Task details :: Using the data beneath, show every line that includes the word "this".

Chart and figure data
--- Begin ---
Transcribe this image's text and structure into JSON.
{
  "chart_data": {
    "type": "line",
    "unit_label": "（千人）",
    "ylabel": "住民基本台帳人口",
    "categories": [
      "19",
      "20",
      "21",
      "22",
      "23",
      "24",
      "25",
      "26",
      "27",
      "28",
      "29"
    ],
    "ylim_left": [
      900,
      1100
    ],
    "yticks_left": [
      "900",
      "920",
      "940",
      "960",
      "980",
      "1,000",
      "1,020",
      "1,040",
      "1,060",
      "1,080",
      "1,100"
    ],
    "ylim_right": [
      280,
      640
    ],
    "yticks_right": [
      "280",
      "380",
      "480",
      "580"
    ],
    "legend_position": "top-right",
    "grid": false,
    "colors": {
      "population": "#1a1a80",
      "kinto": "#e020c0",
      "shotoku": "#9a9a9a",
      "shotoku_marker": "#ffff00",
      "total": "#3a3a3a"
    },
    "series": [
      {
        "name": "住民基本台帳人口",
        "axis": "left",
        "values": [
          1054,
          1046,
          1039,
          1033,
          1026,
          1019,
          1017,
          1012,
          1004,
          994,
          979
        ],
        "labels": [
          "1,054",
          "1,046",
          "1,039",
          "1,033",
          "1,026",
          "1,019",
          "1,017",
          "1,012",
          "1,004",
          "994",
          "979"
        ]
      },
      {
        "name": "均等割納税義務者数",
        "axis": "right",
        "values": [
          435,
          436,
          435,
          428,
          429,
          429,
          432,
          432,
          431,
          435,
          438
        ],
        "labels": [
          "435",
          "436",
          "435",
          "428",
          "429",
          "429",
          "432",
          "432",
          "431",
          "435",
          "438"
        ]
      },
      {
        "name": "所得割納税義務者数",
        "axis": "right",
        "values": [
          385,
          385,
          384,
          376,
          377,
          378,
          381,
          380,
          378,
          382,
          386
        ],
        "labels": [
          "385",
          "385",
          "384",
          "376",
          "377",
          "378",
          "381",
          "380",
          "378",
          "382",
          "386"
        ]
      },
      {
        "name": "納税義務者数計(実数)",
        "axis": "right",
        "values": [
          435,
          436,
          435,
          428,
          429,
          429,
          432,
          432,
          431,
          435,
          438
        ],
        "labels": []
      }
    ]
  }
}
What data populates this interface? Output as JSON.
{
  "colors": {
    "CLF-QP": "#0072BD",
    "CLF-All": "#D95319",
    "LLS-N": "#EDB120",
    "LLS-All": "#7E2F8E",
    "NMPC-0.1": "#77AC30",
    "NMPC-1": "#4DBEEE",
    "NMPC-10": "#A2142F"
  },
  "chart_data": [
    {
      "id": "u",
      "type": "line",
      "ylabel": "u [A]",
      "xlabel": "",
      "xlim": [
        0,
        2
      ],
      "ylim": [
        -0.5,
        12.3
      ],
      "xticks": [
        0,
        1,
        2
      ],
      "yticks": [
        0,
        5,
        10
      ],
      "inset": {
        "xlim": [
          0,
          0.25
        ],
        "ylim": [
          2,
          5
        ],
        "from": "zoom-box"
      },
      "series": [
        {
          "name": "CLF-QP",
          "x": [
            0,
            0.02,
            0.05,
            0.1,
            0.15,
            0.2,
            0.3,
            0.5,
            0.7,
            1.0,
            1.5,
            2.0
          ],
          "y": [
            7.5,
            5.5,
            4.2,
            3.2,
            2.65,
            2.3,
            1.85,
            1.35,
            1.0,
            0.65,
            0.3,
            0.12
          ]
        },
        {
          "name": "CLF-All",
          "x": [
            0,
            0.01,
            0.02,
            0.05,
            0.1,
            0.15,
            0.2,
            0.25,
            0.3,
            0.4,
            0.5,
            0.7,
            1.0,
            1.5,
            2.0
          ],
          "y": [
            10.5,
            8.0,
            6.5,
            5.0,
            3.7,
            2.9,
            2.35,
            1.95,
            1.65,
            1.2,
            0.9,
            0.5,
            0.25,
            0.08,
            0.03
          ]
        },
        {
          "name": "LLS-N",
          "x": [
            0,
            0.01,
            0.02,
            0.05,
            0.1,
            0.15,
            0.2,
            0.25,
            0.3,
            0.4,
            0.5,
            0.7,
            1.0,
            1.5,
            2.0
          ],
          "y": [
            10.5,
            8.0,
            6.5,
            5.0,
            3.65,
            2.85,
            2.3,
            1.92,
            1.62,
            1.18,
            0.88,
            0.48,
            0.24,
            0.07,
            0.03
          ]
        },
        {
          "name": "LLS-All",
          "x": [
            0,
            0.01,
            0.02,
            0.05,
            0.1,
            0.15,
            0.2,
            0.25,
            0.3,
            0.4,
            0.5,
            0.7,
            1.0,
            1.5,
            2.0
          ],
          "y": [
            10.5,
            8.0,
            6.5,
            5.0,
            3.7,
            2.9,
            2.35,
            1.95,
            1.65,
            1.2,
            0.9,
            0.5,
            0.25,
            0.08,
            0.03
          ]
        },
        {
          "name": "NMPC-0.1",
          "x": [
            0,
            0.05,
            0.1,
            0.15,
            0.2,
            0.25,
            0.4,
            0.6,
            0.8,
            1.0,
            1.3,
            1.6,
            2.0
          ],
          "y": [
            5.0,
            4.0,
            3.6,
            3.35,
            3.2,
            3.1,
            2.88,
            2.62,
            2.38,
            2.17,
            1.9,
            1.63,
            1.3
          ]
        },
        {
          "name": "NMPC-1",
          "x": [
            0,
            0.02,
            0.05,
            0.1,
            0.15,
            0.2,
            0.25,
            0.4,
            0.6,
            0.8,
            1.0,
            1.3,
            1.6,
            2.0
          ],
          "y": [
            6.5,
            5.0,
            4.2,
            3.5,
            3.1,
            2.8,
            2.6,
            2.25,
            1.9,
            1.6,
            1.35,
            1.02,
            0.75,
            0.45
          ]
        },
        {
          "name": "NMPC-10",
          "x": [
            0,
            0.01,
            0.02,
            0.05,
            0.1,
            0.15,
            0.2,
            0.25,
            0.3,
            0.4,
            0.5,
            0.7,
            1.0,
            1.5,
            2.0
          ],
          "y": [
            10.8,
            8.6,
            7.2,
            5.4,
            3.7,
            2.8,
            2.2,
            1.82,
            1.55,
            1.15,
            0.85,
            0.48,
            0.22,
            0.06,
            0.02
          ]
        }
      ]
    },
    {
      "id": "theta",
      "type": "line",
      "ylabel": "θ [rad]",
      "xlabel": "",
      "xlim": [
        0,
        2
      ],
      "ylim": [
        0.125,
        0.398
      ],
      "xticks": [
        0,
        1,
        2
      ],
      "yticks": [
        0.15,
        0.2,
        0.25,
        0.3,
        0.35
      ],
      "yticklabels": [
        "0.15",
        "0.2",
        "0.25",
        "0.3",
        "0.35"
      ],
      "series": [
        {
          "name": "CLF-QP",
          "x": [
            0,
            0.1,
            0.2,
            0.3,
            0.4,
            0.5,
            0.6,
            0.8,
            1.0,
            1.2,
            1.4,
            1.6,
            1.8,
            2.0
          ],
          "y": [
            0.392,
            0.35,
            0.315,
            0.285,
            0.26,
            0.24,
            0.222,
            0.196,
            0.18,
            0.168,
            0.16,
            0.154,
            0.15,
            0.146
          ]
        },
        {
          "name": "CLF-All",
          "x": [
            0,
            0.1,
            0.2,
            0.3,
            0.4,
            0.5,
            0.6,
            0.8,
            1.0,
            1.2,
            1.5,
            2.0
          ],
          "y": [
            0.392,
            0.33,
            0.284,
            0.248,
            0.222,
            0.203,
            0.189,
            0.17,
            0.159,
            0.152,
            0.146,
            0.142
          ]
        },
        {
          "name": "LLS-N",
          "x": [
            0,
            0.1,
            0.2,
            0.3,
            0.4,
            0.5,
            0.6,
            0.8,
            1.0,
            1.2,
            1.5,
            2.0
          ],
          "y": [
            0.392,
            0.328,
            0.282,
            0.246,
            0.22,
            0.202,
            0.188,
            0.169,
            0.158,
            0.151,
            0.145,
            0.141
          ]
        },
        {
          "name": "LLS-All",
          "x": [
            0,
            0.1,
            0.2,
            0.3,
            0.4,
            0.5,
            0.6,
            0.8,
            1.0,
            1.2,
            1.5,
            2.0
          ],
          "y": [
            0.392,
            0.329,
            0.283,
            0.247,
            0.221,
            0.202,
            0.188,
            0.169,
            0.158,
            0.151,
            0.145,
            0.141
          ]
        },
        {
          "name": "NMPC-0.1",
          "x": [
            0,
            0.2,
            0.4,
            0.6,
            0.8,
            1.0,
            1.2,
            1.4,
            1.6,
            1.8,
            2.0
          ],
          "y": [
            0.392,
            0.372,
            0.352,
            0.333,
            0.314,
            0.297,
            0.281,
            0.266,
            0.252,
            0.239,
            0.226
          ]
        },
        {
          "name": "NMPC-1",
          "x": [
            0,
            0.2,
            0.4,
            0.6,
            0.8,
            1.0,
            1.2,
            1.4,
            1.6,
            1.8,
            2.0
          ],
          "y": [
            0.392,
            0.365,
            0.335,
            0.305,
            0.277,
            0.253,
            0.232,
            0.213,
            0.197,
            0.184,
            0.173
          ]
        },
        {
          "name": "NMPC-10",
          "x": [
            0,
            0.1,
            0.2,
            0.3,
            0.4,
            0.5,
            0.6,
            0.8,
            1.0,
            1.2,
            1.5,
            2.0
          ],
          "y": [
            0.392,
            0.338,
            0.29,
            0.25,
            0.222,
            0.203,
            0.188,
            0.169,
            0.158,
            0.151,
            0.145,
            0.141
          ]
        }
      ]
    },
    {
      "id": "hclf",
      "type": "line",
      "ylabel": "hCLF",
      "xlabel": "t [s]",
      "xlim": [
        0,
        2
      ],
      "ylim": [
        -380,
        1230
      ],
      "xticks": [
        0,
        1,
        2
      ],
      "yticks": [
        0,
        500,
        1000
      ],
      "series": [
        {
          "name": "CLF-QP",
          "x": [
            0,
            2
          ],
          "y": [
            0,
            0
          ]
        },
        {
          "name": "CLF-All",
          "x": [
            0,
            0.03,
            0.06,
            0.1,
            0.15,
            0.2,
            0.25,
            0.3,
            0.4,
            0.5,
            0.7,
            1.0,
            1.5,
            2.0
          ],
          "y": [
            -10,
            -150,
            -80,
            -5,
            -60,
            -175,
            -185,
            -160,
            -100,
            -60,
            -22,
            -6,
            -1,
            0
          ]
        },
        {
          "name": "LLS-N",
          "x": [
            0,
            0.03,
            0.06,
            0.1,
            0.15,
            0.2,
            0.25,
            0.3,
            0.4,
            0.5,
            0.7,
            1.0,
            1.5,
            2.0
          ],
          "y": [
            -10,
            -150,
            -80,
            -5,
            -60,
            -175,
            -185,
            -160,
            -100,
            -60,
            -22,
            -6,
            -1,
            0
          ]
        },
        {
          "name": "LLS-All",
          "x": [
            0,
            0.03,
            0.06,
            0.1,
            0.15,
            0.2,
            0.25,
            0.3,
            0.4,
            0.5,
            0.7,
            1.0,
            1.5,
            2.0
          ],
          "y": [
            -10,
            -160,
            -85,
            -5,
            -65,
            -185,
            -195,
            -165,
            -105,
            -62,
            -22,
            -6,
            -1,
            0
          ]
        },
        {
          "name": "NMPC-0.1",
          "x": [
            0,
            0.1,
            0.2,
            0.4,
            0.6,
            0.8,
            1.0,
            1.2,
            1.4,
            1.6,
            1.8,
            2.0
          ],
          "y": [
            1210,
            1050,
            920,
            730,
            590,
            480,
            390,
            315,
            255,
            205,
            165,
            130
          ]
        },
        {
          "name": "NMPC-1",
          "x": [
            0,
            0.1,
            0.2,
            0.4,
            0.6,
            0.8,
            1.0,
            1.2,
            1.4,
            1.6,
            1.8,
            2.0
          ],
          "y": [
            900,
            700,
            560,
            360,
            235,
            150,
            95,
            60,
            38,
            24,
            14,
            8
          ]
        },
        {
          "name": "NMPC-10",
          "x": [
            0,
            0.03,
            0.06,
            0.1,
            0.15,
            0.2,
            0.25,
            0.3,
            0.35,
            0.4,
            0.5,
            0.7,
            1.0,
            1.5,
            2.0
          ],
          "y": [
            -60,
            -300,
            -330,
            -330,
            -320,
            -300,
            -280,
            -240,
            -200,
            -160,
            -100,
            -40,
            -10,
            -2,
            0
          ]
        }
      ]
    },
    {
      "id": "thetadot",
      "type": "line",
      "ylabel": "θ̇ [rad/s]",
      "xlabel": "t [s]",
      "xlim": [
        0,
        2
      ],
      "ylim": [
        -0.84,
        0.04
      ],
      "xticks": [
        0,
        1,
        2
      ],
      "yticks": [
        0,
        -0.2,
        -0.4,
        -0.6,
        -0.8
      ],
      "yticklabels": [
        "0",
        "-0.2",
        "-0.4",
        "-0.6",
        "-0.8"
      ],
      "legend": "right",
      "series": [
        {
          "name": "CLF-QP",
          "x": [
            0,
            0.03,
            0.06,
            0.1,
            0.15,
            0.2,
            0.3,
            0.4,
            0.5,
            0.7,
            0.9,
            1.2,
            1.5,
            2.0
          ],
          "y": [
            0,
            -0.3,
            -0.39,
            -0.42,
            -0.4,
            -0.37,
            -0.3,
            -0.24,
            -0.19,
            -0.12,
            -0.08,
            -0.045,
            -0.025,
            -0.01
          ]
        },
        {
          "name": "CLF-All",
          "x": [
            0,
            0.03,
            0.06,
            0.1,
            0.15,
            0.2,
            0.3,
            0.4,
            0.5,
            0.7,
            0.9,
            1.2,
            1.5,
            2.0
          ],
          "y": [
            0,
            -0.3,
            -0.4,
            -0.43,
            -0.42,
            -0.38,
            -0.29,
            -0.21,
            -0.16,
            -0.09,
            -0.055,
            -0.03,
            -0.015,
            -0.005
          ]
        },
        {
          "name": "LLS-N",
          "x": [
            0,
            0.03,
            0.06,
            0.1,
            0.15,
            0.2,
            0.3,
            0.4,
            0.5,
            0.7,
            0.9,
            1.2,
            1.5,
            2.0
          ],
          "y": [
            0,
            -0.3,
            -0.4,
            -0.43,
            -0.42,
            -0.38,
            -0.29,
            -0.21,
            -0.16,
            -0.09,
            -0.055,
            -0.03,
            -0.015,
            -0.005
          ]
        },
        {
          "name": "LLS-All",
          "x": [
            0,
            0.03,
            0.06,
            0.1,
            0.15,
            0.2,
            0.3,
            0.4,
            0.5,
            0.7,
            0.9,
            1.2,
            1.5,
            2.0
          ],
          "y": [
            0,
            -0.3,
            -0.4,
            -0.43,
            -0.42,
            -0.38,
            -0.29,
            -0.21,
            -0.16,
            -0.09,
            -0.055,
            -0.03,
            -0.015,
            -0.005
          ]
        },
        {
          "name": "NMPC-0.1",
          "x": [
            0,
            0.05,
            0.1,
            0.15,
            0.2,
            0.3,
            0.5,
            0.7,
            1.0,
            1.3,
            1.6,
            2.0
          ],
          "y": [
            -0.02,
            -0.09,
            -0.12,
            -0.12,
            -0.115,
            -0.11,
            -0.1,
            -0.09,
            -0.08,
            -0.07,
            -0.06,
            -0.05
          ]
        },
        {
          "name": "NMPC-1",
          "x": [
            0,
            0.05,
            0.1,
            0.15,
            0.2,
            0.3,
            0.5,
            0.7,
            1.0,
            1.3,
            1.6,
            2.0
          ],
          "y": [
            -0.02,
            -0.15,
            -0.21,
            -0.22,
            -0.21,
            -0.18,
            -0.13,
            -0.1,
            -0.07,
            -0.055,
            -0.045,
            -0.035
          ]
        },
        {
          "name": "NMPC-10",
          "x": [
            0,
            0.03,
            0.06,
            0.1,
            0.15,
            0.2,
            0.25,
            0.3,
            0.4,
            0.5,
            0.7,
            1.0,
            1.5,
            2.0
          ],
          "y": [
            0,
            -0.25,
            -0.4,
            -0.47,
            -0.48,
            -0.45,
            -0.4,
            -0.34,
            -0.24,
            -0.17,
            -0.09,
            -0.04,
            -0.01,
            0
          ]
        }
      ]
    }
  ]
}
--- End ---
Solved problem ::
Transcribe this image's text and structure into JSON.
What data populates this interface? Output as JSON.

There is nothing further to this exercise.